Saved data entries
· · · · ·

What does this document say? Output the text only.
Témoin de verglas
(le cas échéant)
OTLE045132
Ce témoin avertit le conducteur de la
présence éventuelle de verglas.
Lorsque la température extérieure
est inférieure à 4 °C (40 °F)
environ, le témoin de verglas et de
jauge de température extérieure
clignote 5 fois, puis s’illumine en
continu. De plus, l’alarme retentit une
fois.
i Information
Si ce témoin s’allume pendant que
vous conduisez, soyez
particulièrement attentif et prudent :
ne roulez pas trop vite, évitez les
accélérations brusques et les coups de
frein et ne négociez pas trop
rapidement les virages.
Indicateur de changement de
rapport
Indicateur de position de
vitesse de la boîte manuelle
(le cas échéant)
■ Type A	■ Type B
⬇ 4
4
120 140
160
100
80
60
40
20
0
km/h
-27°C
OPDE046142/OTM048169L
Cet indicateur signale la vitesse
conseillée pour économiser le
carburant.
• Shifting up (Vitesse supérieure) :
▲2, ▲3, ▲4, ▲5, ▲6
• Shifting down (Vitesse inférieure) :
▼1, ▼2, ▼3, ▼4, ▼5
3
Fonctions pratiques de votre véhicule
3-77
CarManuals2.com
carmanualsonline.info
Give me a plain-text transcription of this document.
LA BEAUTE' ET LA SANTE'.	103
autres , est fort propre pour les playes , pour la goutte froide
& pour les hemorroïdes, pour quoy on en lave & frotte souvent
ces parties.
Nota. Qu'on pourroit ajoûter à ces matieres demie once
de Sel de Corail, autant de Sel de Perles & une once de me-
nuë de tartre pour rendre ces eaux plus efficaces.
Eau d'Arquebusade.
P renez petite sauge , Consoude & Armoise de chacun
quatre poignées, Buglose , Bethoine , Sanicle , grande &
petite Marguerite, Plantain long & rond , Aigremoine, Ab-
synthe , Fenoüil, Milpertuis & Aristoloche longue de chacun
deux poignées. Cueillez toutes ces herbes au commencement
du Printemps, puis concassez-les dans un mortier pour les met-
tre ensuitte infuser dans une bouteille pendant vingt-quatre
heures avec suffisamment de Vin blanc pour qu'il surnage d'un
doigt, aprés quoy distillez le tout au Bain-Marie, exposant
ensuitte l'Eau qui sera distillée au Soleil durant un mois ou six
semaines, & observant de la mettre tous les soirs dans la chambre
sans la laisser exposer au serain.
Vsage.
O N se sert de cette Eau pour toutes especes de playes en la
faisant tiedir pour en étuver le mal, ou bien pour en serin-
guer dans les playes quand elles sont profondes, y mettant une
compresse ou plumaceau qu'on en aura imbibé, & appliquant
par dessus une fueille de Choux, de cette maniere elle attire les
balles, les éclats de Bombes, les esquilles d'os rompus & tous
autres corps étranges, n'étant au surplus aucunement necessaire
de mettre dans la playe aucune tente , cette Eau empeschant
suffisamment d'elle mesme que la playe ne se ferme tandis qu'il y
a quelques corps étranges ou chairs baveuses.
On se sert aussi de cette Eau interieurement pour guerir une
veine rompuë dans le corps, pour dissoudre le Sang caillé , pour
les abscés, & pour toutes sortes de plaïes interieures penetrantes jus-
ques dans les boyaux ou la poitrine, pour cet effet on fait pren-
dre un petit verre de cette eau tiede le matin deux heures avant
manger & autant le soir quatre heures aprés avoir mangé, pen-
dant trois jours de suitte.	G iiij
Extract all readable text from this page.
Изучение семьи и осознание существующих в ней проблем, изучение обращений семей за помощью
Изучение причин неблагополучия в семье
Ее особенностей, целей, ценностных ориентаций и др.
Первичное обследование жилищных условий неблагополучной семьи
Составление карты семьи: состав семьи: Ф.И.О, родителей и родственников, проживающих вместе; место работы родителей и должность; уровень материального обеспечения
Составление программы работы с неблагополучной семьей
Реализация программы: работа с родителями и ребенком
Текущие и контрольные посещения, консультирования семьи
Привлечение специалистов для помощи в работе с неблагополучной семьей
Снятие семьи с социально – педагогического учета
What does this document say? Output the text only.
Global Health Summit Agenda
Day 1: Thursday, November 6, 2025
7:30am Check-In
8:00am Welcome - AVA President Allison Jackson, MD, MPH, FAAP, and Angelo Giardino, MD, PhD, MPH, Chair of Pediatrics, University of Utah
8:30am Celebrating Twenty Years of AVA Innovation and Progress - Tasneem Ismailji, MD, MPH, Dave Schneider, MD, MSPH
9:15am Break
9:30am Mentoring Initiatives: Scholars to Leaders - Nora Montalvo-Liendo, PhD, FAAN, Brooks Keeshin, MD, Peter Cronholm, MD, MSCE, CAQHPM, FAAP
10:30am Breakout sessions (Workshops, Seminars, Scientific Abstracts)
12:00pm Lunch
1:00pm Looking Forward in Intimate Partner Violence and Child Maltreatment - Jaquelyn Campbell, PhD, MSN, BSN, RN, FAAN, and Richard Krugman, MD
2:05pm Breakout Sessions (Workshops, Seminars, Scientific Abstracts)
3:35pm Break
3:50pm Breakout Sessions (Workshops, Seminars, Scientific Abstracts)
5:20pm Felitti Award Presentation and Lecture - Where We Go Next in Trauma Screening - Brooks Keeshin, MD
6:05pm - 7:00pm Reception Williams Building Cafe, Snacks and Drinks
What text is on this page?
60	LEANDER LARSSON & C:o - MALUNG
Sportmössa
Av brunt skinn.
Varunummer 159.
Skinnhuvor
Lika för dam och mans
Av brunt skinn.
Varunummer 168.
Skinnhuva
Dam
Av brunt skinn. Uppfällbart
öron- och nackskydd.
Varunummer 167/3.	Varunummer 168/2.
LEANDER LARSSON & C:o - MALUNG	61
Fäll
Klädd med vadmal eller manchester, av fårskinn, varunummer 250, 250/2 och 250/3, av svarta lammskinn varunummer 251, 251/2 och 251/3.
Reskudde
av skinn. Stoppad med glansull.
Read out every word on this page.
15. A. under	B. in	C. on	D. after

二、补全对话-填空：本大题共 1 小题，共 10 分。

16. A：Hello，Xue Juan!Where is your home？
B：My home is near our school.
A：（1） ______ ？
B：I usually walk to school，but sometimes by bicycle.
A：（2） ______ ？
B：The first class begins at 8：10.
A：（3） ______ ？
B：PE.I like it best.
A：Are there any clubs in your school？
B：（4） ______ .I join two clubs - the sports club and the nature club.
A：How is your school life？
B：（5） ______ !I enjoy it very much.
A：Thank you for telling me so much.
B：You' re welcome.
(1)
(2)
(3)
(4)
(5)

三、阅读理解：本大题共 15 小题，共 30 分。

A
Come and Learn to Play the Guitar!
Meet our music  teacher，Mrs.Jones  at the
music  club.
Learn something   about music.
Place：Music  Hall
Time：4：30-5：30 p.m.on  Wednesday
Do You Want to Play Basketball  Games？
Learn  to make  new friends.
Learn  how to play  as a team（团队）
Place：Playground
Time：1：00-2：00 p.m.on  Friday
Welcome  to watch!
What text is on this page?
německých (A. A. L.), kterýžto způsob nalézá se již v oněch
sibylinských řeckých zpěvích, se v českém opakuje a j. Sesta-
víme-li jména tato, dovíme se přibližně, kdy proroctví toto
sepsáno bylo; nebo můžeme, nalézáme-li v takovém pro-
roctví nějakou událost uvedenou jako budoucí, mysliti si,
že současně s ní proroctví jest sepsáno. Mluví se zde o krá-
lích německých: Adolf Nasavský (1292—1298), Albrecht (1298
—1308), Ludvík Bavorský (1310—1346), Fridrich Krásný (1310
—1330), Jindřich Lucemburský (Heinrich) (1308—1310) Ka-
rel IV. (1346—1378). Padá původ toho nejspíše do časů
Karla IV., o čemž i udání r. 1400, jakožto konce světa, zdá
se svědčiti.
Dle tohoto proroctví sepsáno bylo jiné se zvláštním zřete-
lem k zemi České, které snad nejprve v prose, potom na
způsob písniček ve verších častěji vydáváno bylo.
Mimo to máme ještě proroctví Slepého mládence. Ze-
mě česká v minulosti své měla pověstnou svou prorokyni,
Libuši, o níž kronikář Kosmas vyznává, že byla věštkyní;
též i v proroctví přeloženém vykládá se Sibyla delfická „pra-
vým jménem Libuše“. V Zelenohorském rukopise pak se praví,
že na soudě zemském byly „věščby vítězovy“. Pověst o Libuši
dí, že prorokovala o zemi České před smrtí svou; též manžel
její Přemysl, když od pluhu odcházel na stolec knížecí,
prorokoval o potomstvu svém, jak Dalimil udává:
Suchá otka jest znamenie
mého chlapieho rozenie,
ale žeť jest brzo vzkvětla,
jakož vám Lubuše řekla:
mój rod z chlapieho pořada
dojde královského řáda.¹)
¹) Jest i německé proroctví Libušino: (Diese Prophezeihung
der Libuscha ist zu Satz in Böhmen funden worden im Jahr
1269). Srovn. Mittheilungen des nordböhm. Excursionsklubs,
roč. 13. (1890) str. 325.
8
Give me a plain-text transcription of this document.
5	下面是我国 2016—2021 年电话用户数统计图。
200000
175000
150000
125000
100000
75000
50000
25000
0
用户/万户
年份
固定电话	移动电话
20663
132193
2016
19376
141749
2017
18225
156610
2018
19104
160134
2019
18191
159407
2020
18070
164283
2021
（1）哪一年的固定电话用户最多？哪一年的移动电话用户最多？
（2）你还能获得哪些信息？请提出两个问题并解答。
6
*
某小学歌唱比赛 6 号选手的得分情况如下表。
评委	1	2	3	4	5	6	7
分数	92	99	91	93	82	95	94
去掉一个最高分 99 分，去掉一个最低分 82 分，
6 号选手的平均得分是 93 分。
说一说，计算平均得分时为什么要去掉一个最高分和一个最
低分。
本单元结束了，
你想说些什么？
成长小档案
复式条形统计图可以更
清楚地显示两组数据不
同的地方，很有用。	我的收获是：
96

· · · · ·

What to produce: From the data, list each line in which the string "Scientific" appears.

Exercise solution:
10:30am Breakout sessions (Workshops, Seminars, Scientific Abstracts)
2:05pm Breakout Sessions (Workshops, Seminars, Scientific Abstracts)
3:50pm Breakout Sessions (Workshops, Seminars, Scientific Abstracts)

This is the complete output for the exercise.